Task prompt => Repeat the listing in full, preserving every character.

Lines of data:
---+---

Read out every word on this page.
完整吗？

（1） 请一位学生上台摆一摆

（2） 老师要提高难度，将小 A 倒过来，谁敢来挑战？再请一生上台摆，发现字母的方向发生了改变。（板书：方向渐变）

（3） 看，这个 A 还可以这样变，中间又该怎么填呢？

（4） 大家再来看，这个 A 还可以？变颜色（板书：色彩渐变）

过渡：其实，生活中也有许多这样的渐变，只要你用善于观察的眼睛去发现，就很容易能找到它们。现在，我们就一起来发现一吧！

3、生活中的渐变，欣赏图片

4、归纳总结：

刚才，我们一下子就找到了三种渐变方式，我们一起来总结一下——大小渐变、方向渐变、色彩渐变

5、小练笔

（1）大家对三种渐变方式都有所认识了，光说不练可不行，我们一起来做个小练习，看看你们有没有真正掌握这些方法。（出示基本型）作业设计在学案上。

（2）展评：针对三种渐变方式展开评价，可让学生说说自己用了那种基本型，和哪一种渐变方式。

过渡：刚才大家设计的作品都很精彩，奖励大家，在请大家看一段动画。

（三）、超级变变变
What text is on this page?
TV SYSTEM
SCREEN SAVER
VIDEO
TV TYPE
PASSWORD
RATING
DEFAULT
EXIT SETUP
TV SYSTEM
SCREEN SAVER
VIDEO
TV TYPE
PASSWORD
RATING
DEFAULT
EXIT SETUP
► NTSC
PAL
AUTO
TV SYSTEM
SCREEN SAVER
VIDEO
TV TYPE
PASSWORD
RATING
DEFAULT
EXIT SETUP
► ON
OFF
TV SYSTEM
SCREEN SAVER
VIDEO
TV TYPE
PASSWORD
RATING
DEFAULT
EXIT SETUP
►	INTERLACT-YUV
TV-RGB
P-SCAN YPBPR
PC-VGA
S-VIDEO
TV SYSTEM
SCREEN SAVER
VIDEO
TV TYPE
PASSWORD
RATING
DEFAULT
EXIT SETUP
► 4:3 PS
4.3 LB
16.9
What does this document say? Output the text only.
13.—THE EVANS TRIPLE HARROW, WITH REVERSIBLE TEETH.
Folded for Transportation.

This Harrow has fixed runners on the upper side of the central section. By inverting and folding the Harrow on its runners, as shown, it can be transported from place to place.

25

---+---

Expected answer =>
Read out every word on this page.
完整吗？

（1） 请一位学生上台摆一摆

（2） 老师要提高难度，将小 A 倒过来，谁敢来挑战？再请一生上台摆，发现字母的方向发生了改变。（板书：方向渐变）

（3） 看，这个 A 还可以这样变，中间又该怎么填呢？

（4） 大家再来看，这个 A 还可以？变颜色（板书：色彩渐变）

过渡：其实，生活中也有许多这样的渐变，只要你用善于观察的眼睛去发现，就很容易能找到它们。现在，我们就一起来发现一吧！

3、生活中的渐变，欣赏图片

4、归纳总结：

刚才，我们一下子就找到了三种渐变方式，我们一起来总结一下——大小渐变、方向渐变、色彩渐变

5、小练笔

（1）大家对三种渐变方式都有所认识了，光说不练可不行，我们一起来做个小练习，看看你们有没有真正掌握这些方法。（出示基本型）作业设计在学案上。

（2）展评：针对三种渐变方式展开评价，可让学生说说自己用了那种基本型，和哪一种渐变方式。

过渡：刚才大家设计的作品都很精彩，奖励大家，在请大家看一段动画。

（三）、超级变变变
What text is on this page?
TV SYSTEM
SCREEN SAVER
VIDEO
TV TYPE
PASSWORD
RATING
DEFAULT
EXIT SETUP
TV SYSTEM
SCREEN SAVER
VIDEO
TV TYPE
PASSWORD
RATING
DEFAULT
EXIT SETUP
► NTSC
PAL
AUTO
TV SYSTEM
SCREEN SAVER
VIDEO
TV TYPE
PASSWORD
RATING
DEFAULT
EXIT SETUP
► ON
OFF
TV SYSTEM
SCREEN SAVER
VIDEO
TV TYPE
PASSWORD
RATING
DEFAULT
EXIT SETUP
►	INTERLACT-YUV
TV-RGB
P-SCAN YPBPR
PC-VGA
S-VIDEO
TV SYSTEM
SCREEN SAVER
VIDEO
TV TYPE
PASSWORD
RATING
DEFAULT
EXIT SETUP
► 4:3 PS
4.3 LB
16.9
What does this document say? Output the text only.
13.—THE EVANS TRIPLE HARROW, WITH REVERSIBLE TEETH.
Folded for Transportation.

This Harrow has fixed runners on the upper side of the central section. By inverting and folding the Harrow on its runners, as shown, it can be transported from place to place.

25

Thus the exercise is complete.